- GOAL -
Restate the entries below word for word, omitting nothing.

- EXTRACTED DATA -

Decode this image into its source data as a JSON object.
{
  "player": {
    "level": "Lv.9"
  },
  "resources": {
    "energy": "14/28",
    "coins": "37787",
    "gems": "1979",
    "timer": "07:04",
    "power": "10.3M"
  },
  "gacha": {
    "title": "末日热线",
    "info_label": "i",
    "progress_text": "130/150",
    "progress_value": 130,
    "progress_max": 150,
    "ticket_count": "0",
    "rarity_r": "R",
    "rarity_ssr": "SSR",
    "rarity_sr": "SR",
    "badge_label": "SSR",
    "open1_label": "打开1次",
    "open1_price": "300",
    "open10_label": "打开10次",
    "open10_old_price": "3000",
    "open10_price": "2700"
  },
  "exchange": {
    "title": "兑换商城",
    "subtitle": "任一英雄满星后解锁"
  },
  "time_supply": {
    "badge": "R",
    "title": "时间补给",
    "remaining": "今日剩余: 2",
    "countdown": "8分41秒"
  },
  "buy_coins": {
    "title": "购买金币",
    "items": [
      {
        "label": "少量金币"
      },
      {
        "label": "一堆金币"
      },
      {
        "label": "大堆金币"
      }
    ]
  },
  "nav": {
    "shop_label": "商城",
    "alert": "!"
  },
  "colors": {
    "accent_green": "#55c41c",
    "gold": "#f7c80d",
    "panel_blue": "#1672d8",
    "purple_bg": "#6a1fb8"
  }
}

- WORKED SOLUTION -
Decode this image into its source data as a JSON object.
{
  "player": {
    "level": "Lv.9"
  },
  "resources": {
    "energy": "14/28",
    "coins": "37787",
    "gems": "1979",
    "timer": "07:04",
    "power": "10.3M"
  },
  "gacha": {
    "title": "末日热线",
    "info_label": "i",
    "progress_text": "130/150",
    "progress_value": 130,
    "progress_max": 150,
    "ticket_count": "0",
    "rarity_r": "R",
    "rarity_ssr": "SSR",
    "rarity_sr": "SR",
    "badge_label": "SSR",
    "open1_label": "打开1次",
    "open1_price": "300",
    "open10_label": "打开10次",
    "open10_old_price": "3000",
    "open10_price": "2700"
  },
  "exchange": {
    "title": "兑换商城",
    "subtitle": "任一英雄满星后解锁"
  },
  "time_supply": {
    "badge": "R",
    "title": "时间补给",
    "remaining": "今日剩余: 2",
    "countdown": "8分41秒"
  },
  "buy_coins": {
    "title": "购买金币",
    "items": [
      {
        "label": "少量金币"
      },
      {
        "label": "一堆金币"
      },
      {
        "label": "大堆金币"
      }
    ]
  },
  "nav": {
    "shop_label": "商城",
    "alert": "!"
  },
  "colors": {
    "accent_green": "#55c41c",
    "gold": "#f7c80d",
    "panel_blue": "#1672d8",
    "purple_bg": "#6a1fb8"
  }
}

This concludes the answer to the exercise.